**THE EXERCISE:** How many lines hold the string "JSON"? Give only the number.

◇ ◇ ◇ ◇

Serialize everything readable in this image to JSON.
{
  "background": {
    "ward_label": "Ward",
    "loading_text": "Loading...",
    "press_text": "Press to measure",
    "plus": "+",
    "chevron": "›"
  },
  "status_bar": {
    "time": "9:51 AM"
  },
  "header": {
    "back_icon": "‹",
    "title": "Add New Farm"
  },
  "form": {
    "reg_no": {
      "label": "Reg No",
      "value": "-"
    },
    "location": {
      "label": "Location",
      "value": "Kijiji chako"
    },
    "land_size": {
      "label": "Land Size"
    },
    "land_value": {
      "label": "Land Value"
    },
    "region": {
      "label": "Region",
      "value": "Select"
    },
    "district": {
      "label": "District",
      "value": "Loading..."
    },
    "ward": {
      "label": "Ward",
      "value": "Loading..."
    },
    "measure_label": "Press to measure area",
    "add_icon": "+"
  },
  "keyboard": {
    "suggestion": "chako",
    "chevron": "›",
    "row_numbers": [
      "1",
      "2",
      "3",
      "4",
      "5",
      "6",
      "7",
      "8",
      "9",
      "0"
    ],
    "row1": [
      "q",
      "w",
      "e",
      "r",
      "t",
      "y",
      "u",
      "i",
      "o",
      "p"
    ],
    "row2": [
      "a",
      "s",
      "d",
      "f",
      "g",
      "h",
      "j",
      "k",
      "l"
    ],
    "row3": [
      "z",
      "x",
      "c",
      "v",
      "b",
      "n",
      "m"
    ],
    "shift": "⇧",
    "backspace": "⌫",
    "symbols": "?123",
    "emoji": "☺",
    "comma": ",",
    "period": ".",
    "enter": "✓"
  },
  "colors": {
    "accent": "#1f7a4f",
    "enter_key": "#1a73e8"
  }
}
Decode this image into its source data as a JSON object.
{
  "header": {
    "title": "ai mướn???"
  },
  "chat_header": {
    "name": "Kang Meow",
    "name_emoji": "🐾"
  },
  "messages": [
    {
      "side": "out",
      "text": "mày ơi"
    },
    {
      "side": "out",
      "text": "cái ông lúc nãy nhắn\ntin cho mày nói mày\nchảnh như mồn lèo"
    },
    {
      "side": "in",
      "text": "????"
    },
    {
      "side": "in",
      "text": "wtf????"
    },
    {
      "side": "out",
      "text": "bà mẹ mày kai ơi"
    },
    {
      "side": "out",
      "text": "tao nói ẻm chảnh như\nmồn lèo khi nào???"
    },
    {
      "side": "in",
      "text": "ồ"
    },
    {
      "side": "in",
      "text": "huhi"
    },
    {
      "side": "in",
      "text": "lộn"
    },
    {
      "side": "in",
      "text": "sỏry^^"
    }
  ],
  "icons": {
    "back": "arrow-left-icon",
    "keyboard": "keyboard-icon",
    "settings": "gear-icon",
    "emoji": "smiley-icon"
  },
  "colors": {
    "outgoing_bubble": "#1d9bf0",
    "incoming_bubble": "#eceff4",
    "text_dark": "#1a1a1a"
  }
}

◇ ◇ ◇ ◇

**FINAL ANSWER:** 2